(What you have to do) Indicate only the number of lines in the listing below in which the word "ายอาหารและอาหารว" appears.

(Recorded data)
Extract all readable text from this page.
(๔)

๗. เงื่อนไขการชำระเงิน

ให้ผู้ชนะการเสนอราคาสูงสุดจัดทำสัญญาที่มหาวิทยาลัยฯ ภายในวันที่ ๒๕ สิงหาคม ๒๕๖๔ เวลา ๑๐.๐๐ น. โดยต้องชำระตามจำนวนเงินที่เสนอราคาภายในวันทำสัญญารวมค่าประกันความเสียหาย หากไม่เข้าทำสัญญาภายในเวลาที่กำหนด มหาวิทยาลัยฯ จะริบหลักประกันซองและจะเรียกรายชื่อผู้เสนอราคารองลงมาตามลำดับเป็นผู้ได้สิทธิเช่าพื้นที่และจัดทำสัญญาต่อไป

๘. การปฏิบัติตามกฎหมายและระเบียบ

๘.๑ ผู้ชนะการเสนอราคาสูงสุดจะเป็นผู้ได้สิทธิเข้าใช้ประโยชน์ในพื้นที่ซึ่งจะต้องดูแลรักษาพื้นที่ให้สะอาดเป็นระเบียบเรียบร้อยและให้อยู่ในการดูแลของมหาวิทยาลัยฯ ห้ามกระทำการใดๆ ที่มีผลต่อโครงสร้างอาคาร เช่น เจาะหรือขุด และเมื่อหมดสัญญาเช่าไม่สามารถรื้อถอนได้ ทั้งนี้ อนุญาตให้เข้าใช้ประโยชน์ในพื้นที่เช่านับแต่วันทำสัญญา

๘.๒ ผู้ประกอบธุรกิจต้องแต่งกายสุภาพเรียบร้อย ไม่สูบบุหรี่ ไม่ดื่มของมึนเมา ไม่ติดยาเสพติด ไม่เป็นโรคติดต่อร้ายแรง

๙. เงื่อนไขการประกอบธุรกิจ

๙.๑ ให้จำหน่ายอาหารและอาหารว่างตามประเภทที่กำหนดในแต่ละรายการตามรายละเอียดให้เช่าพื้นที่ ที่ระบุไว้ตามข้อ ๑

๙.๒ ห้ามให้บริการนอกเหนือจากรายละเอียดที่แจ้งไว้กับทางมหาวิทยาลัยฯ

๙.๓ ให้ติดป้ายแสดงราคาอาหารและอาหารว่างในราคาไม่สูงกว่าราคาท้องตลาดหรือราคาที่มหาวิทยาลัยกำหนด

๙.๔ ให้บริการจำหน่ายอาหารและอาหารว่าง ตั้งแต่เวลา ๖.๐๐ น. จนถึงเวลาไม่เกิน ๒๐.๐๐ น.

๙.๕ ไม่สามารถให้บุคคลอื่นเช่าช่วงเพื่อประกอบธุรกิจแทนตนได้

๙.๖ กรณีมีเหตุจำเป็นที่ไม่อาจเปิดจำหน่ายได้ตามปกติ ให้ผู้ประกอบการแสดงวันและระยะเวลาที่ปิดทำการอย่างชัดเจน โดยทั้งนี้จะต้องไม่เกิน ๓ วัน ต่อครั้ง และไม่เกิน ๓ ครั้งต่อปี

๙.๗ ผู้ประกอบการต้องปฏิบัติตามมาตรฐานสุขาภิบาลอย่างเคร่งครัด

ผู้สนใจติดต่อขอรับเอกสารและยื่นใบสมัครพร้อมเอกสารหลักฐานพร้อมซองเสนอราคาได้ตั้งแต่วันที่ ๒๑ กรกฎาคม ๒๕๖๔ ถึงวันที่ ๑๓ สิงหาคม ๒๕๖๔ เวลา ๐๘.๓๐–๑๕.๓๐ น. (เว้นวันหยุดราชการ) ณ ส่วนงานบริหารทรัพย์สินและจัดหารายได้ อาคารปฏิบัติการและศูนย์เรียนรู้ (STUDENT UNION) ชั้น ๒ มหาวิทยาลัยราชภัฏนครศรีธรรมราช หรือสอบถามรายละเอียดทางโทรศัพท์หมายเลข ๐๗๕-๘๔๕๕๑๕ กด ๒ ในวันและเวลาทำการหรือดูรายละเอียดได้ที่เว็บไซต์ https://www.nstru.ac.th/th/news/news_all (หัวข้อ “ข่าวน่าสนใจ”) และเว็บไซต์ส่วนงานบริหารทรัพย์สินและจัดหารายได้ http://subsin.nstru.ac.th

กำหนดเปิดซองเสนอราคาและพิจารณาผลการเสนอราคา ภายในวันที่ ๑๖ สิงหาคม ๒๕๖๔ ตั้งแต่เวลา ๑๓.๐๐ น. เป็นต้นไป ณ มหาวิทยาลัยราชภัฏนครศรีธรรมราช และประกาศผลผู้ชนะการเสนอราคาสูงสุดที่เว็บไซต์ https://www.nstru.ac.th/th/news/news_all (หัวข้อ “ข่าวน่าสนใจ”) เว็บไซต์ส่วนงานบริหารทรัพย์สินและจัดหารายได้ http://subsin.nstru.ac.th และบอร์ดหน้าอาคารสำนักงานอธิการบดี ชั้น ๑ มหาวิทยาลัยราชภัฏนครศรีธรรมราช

(Reply to the task) 2